Figure contents as structured data:
----------

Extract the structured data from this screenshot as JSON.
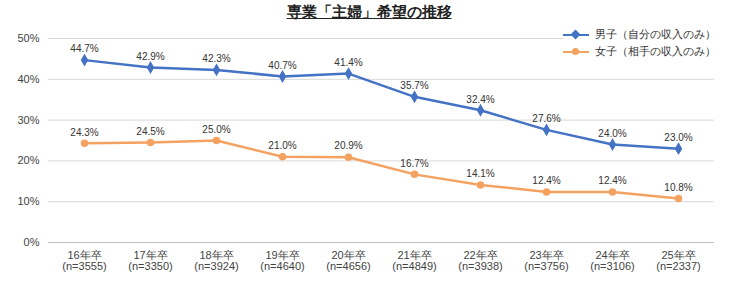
{
  "chart_data": {
    "type": "line",
    "title": "専業「主婦」希望の推移",
    "categories": [
      "16年卒\n(n=3555)",
      "17年卒\n(n=3350)",
      "18年卒\n(n=3924)",
      "19年卒\n(n=4640)",
      "20年卒\n(n=4656)",
      "21年卒\n(n=4849)",
      "22年卒\n(n=3938)",
      "23年卒\n(n=3756)",
      "24年卒\n(n=3106)",
      "25年卒\n(n=2337)"
    ],
    "series": [
      {
        "name": "男子（自分の収入のみ）",
        "color": "#4472c4",
        "marker": "diamond",
        "values": [
          44.7,
          42.9,
          42.3,
          40.7,
          41.4,
          35.7,
          32.4,
          27.6,
          24.0,
          23.0
        ],
        "value_labels": [
          "44.7%",
          "42.9%",
          "42.3%",
          "40.7%",
          "41.4%",
          "35.7%",
          "32.4%",
          "27.6%",
          "24.0%",
          "23.0%"
        ]
      },
      {
        "name": "女子（相手の収入のみ）",
        "color": "#f4a261",
        "marker": "circle",
        "values": [
          24.3,
          24.5,
          25.0,
          21.0,
          20.9,
          16.7,
          14.1,
          12.4,
          12.4,
          10.8
        ],
        "value_labels": [
          "24.3%",
          "24.5%",
          "25.0%",
          "21.0%",
          "20.9%",
          "16.7%",
          "14.1%",
          "12.4%",
          "12.4%",
          "10.8%"
        ]
      }
    ],
    "ylim": [
      0,
      50
    ],
    "yticks": [
      {
        "value": 0,
        "label": "0%"
      },
      {
        "value": 10,
        "label": "10%"
      },
      {
        "value": 20,
        "label": "20%"
      },
      {
        "value": 30,
        "label": "30%"
      },
      {
        "value": 40,
        "label": "40%"
      },
      {
        "value": 50,
        "label": "50%"
      }
    ],
    "grid": true,
    "legend": "top-right",
    "data_labels": true
  }
}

----------

EXERCISE DETAILS ->
Reproduce every entry word for word, but skip any pictures.

CORRECT RESPONSE ->
Extract the structured data from this screenshot as JSON.
{
  "chart_data": {
    "type": "line",
    "title": "専業「主婦」希望の推移",
    "categories": [
      "16年卒\n(n=3555)",
      "17年卒\n(n=3350)",
      "18年卒\n(n=3924)",
      "19年卒\n(n=4640)",
      "20年卒\n(n=4656)",
      "21年卒\n(n=4849)",
      "22年卒\n(n=3938)",
      "23年卒\n(n=3756)",
      "24年卒\n(n=3106)",
      "25年卒\n(n=2337)"
    ],
    "series": [
      {
        "name": "男子（自分の収入のみ）",
        "color": "#4472c4",
        "marker": "diamond",
        "values": [
          44.7,
          42.9,
          42.3,
          40.7,
          41.4,
          35.7,
          32.4,
          27.6,
          24.0,
          23.0
        ],
        "value_labels": [
          "44.7%",
          "42.9%",
          "42.3%",
          "40.7%",
          "41.4%",
          "35.7%",
          "32.4%",
          "27.6%",
          "24.0%",
          "23.0%"
        ]
      },
      {
        "name": "女子（相手の収入のみ）",
        "color": "#f4a261",
        "marker": "circle",
        "values": [
          24.3,
          24.5,
          25.0,
          21.0,
          20.9,
          16.7,
          14.1,
          12.4,
          12.4,
          10.8
        ],
        "value_labels": [
          "24.3%",
          "24.5%",
          "25.0%",
          "21.0%",
          "20.9%",
          "16.7%",
          "14.1%",
          "12.4%",
          "12.4%",
          "10.8%"
        ]
      }
    ],
    "ylim": [
      0,
      50
    ],
    "yticks": [
      {
        "value": 0,
        "label": "0%"
      },
      {
        "value": 10,
        "label": "10%"
      },
      {
        "value": 20,
        "label": "20%"
      },
      {
        "value": 30,
        "label": "30%"
      },
      {
        "value": 40,
        "label": "40%"
      },
      {
        "value": 50,
        "label": "50%"
      }
    ],
    "grid": true,
    "legend": "top-right",
    "data_labels": true
  }
}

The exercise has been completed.